AIM OF THE TASK ▸ Check each line of the material below for "legend", then copy the ones that contain it.

Source records:
----

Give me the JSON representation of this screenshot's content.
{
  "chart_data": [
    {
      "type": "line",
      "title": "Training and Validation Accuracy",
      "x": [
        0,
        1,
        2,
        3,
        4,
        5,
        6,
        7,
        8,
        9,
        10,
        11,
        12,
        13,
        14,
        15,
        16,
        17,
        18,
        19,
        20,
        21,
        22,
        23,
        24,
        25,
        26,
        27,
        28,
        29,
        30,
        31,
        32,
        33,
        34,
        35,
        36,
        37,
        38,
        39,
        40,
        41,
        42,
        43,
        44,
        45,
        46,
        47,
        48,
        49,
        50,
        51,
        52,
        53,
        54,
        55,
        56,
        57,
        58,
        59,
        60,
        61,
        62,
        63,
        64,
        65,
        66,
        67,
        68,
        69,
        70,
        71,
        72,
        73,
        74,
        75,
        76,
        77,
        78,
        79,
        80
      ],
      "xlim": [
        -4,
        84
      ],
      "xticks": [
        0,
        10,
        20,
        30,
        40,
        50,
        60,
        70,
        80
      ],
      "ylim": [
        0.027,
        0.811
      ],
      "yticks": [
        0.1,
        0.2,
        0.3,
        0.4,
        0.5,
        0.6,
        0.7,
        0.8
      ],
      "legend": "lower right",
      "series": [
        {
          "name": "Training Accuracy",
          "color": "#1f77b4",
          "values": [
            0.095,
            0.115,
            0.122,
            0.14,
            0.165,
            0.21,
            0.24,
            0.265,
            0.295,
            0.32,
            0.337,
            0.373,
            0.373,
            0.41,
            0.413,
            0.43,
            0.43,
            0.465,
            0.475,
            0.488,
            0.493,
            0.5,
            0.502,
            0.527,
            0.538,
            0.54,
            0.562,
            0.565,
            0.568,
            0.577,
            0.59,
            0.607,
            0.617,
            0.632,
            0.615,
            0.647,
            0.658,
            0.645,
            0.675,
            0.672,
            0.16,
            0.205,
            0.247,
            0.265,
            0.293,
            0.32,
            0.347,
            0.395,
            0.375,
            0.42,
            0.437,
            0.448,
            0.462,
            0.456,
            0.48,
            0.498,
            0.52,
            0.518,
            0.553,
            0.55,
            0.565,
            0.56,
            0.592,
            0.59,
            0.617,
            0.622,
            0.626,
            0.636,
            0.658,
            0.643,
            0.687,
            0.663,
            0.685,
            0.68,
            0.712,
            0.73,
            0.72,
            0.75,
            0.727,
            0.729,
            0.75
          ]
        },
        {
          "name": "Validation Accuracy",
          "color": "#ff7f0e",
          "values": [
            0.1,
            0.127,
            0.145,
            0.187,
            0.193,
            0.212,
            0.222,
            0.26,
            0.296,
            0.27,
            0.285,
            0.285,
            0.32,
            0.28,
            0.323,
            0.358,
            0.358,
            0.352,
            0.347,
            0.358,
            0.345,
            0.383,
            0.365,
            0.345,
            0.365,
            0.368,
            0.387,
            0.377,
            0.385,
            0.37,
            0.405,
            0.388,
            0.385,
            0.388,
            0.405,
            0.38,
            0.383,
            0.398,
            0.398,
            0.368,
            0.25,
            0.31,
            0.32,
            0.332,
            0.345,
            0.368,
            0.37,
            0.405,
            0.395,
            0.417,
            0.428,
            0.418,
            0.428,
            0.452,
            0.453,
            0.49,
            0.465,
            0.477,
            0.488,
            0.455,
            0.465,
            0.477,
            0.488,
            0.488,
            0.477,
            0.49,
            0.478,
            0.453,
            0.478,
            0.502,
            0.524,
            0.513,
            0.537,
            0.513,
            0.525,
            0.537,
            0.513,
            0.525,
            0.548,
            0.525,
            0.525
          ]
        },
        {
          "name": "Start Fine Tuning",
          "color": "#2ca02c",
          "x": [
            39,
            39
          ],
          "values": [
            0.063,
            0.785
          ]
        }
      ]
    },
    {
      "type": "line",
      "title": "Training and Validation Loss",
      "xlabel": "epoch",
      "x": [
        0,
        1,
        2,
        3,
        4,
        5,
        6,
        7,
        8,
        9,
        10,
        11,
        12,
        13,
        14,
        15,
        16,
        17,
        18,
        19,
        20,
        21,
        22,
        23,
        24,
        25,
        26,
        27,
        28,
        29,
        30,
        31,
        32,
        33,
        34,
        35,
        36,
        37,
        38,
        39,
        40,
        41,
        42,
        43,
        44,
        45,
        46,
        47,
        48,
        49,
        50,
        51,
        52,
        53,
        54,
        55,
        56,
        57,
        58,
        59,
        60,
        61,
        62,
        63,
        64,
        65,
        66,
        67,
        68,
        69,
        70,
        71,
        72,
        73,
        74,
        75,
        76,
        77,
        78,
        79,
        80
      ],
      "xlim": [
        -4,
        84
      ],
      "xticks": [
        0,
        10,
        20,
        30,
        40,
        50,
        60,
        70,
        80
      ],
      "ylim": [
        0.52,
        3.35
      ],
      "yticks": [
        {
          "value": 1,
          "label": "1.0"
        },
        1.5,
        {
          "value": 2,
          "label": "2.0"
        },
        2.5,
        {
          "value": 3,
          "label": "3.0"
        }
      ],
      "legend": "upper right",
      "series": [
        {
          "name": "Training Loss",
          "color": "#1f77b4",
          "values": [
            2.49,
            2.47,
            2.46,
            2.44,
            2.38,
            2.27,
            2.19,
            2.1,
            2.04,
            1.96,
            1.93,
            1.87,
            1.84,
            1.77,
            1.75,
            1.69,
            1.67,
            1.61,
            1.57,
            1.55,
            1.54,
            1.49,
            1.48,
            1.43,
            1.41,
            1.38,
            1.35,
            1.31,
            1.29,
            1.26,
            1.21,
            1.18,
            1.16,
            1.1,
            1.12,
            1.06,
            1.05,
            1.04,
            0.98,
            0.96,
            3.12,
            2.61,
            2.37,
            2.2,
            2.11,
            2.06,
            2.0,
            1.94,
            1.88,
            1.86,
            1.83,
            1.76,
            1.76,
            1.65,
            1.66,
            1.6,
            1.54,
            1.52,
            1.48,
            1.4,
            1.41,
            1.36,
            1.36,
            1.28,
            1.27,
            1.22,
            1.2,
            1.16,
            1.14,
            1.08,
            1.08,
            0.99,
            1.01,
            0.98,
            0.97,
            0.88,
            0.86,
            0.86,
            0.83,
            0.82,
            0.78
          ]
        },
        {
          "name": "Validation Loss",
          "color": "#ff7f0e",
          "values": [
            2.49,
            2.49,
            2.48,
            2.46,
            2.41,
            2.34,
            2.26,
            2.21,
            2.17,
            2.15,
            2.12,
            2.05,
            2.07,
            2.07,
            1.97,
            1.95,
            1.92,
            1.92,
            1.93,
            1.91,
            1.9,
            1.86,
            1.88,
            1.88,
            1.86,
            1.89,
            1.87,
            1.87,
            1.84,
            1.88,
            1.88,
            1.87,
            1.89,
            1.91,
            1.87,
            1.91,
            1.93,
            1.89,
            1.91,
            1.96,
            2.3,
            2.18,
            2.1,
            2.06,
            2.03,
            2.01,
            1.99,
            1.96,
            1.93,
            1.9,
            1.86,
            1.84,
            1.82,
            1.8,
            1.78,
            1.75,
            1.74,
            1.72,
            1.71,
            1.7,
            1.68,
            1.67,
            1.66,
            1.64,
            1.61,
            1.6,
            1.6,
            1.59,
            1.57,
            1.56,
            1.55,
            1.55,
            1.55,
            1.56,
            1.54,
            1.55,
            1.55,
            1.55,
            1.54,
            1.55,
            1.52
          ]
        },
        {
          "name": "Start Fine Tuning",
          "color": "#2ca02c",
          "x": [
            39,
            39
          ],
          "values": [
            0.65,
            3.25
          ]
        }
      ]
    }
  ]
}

----

COMPLETED TASK ▸
      "legend": "lower right",
      "legend": "upper right",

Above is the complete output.